(Stored dataset items)
################

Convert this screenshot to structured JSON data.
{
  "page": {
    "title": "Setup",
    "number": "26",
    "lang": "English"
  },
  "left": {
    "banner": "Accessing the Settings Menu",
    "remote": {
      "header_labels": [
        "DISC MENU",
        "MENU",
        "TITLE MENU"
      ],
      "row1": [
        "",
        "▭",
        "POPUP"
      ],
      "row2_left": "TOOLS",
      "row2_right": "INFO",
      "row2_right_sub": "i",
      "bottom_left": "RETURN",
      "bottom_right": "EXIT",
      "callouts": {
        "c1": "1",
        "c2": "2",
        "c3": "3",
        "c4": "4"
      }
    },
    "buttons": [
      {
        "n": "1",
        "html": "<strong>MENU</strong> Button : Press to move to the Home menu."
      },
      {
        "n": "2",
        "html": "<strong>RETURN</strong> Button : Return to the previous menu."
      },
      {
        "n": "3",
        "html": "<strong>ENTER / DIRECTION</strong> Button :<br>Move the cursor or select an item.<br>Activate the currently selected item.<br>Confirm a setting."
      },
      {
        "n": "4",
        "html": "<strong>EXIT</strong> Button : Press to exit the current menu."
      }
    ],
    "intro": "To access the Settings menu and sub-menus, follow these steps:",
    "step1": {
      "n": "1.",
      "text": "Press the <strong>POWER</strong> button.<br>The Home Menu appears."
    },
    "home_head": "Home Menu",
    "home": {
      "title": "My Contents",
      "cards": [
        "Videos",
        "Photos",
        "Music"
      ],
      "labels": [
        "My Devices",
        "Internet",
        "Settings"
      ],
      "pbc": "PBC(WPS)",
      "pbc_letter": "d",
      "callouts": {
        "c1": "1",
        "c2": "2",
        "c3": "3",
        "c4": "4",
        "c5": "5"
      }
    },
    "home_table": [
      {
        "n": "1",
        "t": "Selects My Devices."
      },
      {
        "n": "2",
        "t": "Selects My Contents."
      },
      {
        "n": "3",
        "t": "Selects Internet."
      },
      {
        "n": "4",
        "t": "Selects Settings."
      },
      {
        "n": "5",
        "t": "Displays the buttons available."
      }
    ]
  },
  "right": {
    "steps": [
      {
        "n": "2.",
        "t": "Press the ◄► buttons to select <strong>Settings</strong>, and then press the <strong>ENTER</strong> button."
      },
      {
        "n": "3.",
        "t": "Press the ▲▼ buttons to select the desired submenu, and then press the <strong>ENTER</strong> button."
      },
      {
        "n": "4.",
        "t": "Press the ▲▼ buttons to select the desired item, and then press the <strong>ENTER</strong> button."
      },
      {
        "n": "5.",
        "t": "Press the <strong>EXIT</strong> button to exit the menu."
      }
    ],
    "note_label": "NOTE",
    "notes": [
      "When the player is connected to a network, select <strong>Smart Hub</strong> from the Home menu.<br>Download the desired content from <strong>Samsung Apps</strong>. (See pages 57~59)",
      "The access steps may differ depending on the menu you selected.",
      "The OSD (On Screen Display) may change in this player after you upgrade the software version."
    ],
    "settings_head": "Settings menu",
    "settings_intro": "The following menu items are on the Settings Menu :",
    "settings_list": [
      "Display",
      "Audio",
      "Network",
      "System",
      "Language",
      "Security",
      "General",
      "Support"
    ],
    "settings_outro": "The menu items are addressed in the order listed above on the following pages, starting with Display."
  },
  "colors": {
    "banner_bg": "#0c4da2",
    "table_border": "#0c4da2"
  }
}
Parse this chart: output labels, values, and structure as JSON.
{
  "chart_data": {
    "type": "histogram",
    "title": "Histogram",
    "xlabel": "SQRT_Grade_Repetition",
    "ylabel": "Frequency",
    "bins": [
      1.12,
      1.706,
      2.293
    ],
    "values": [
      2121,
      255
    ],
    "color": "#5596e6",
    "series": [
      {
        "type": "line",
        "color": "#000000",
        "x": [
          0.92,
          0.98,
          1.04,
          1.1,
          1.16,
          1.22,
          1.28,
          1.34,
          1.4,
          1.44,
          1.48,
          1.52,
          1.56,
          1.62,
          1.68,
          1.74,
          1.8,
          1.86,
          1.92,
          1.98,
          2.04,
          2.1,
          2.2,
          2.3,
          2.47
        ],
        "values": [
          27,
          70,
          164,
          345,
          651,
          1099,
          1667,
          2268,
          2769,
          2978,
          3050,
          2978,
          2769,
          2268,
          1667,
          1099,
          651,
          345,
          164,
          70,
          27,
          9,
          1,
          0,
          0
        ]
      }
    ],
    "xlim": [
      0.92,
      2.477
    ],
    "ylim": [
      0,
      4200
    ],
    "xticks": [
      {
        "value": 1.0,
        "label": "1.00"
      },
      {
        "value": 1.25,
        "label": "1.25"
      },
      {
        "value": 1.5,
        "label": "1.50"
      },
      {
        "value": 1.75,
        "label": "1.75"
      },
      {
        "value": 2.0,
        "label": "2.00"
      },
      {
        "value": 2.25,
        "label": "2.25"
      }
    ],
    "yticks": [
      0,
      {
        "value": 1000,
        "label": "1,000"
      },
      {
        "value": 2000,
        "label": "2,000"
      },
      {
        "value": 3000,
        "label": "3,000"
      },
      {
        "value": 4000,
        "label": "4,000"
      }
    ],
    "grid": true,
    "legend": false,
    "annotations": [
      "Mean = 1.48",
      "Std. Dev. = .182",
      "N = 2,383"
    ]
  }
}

################

### TASK DESCRIPTION
Your task is to output the full set of records exactly as presented.

### WRITTEN ANSWER
Convert this screenshot to structured JSON data.
{
  "page": {
    "title": "Setup",
    "number": "26",
    "lang": "English"
  },
  "left": {
    "banner": "Accessing the Settings Menu",
    "remote": {
      "header_labels": [
        "DISC MENU",
        "MENU",
        "TITLE MENU"
      ],
      "row1": [
        "",
        "▭",
        "POPUP"
      ],
      "row2_left": "TOOLS",
      "row2_right": "INFO",
      "row2_right_sub": "i",
      "bottom_left": "RETURN",
      "bottom_right": "EXIT",
      "callouts": {
        "c1": "1",
        "c2": "2",
        "c3": "3",
        "c4": "4"
      }
    },
    "buttons": [
      {
        "n": "1",
        "html": "<strong>MENU</strong> Button : Press to move to the Home menu."
      },
      {
        "n": "2",
        "html": "<strong>RETURN</strong> Button : Return to the previous menu."
      },
      {
        "n": "3",
        "html": "<strong>ENTER / DIRECTION</strong> Button :<br>Move the cursor or select an item.<br>Activate the currently selected item.<br>Confirm a setting."
      },
      {
        "n": "4",
        "html": "<strong>EXIT</strong> Button : Press to exit the current menu."
      }
    ],
    "intro": "To access the Settings menu and sub-menus, follow these steps:",
    "step1": {
      "n": "1.",
      "text": "Press the <strong>POWER</strong> button.<br>The Home Menu appears."
    },
    "home_head": "Home Menu",
    "home": {
      "title": "My Contents",
      "cards": [
        "Videos",
        "Photos",
        "Music"
      ],
      "labels": [
        "My Devices",
        "Internet",
        "Settings"
      ],
      "pbc": "PBC(WPS)",
      "pbc_letter": "d",
      "callouts": {
        "c1": "1",
        "c2": "2",
        "c3": "3",
        "c4": "4",
        "c5": "5"
      }
    },
    "home_table": [
      {
        "n": "1",
        "t": "Selects My Devices."
      },
      {
        "n": "2",
        "t": "Selects My Contents."
      },
      {
        "n": "3",
        "t": "Selects Internet."
      },
      {
        "n": "4",
        "t": "Selects Settings."
      },
      {
        "n": "5",
        "t": "Displays the buttons available."
      }
    ]
  },
  "right": {
    "steps": [
      {
        "n": "2.",
        "t": "Press the ◄► buttons to select <strong>Settings</strong>, and then press the <strong>ENTER</strong> button."
      },
      {
        "n": "3.",
        "t": "Press the ▲▼ buttons to select the desired submenu, and then press the <strong>ENTER</strong> button."
      },
      {
        "n": "4.",
        "t": "Press the ▲▼ buttons to select the desired item, and then press the <strong>ENTER</strong> button."
      },
      {
        "n": "5.",
        "t": "Press the <strong>EXIT</strong> button to exit the menu."
      }
    ],
    "note_label": "NOTE",
    "notes": [
      "When the player is connected to a network, select <strong>Smart Hub</strong> from the Home menu.<br>Download the desired content from <strong>Samsung Apps</strong>. (See pages 57~59)",
      "The access steps may differ depending on the menu you selected.",
      "The OSD (On Screen Display) may change in this player after you upgrade the software version."
    ],
    "settings_head": "Settings menu",
    "settings_intro": "The following menu items are on the Settings Menu :",
    "settings_list": [
      "Display",
      "Audio",
      "Network",
      "System",
      "Language",
      "Security",
      "General",
      "Support"
    ],
    "settings_outro": "The menu items are addressed in the order listed above on the following pages, starting with Display."
  },
  "colors": {
    "banner_bg": "#0c4da2",
    "table_border": "#0c4da2"
  }
}
Parse this chart: output labels, values, and structure as JSON.
{
  "chart_data": {
    "type": "histogram",
    "title": "Histogram",
    "xlabel": "SQRT_Grade_Repetition",
    "ylabel": "Frequency",
    "bins": [
      1.12,
      1.706,
      2.293
    ],
    "values": [
      2121,
      255
    ],
    "color": "#5596e6",
    "series": [
      {
        "type": "line",
        "color": "#000000",
        "x": [
          0.92,
          0.98,
          1.04,
          1.1,
          1.16,
          1.22,
          1.28,
          1.34,
          1.4,
          1.44,
          1.48,
          1.52,
          1.56,
          1.62,
          1.68,
          1.74,
          1.8,
          1.86,
          1.92,
          1.98,
          2.04,
          2.1,
          2.2,
          2.3,
          2.47
        ],
        "values": [
          27,
          70,
          164,
          345,
          651,
          1099,
          1667,
          2268,
          2769,
          2978,
          3050,
          2978,
          2769,
          2268,
          1667,
          1099,
          651,
          345,
          164,
          70,
          27,
          9,
          1,
          0,
          0
        ]
      }
    ],
    "xlim": [
      0.92,
      2.477
    ],
    "ylim": [
      0,
      4200
    ],
    "xticks": [
      {
        "value": 1.0,
        "label": "1.00"
      },
      {
        "value": 1.25,
        "label": "1.25"
      },
      {
        "value": 1.5,
        "label": "1.50"
      },
      {
        "value": 1.75,
        "label": "1.75"
      },
      {
        "value": 2.0,
        "label": "2.00"
      },
      {
        "value": 2.25,
        "label": "2.25"
      }
    ],
    "yticks": [
      0,
      {
        "value": 1000,
        "label": "1,000"
      },
      {
        "value": 2000,
        "label": "2,000"
      },
      {
        "value": 3000,
        "label": "3,000"
      },
      {
        "value": 4000,
        "label": "4,000"
      }
    ],
    "grid": true,
    "legend": false,
    "annotations": [
      "Mean = 1.48",
      "Std. Dev. = .182",
      "N = 2,383"
    ]
  }
}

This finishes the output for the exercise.